**Written instruction**
Each line containing the word "world" must be reported.

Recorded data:

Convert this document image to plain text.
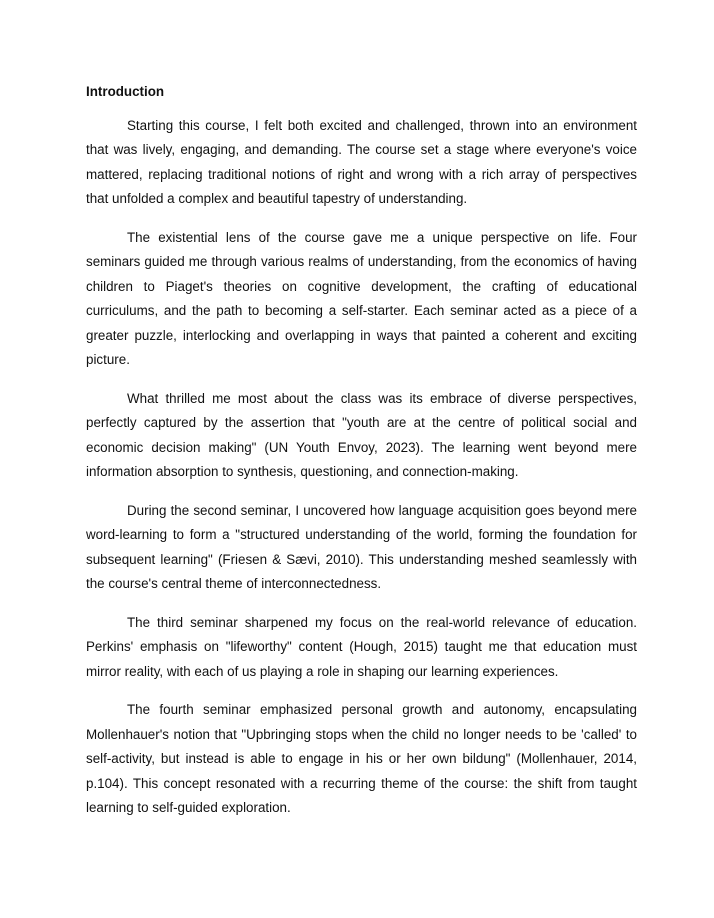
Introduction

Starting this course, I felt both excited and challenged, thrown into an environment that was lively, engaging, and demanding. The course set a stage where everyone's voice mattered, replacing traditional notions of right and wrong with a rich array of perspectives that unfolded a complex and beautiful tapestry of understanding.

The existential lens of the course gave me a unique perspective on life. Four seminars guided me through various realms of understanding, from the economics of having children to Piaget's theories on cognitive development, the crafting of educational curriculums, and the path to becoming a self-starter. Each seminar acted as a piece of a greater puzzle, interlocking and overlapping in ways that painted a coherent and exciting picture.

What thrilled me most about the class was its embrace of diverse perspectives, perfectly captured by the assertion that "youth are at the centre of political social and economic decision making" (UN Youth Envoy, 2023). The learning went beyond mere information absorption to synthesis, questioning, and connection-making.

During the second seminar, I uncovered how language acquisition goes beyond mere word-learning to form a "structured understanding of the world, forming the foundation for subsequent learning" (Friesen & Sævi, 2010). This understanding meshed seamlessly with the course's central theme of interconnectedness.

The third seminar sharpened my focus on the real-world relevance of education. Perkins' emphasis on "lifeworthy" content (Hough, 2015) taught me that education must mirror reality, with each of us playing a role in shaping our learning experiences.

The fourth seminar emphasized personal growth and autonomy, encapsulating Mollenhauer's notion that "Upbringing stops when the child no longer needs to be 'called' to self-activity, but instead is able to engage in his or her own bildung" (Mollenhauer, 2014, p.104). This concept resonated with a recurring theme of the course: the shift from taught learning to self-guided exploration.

**Expected answer**
During the second seminar, I uncovered how language acquisition goes beyond mere word-learning to form a "structured understanding of the world, forming the foundation for subsequent learning" (Friesen & Sævi, 2010). This understanding meshed seamlessly with the course's central theme of interconnectedness.
The third seminar sharpened my focus on the real-world relevance of education. Perkins' emphasis on "lifeworthy" content (Hough, 2015) taught me that education must mirror reality, with each of us playing a role in shaping our learning experiences.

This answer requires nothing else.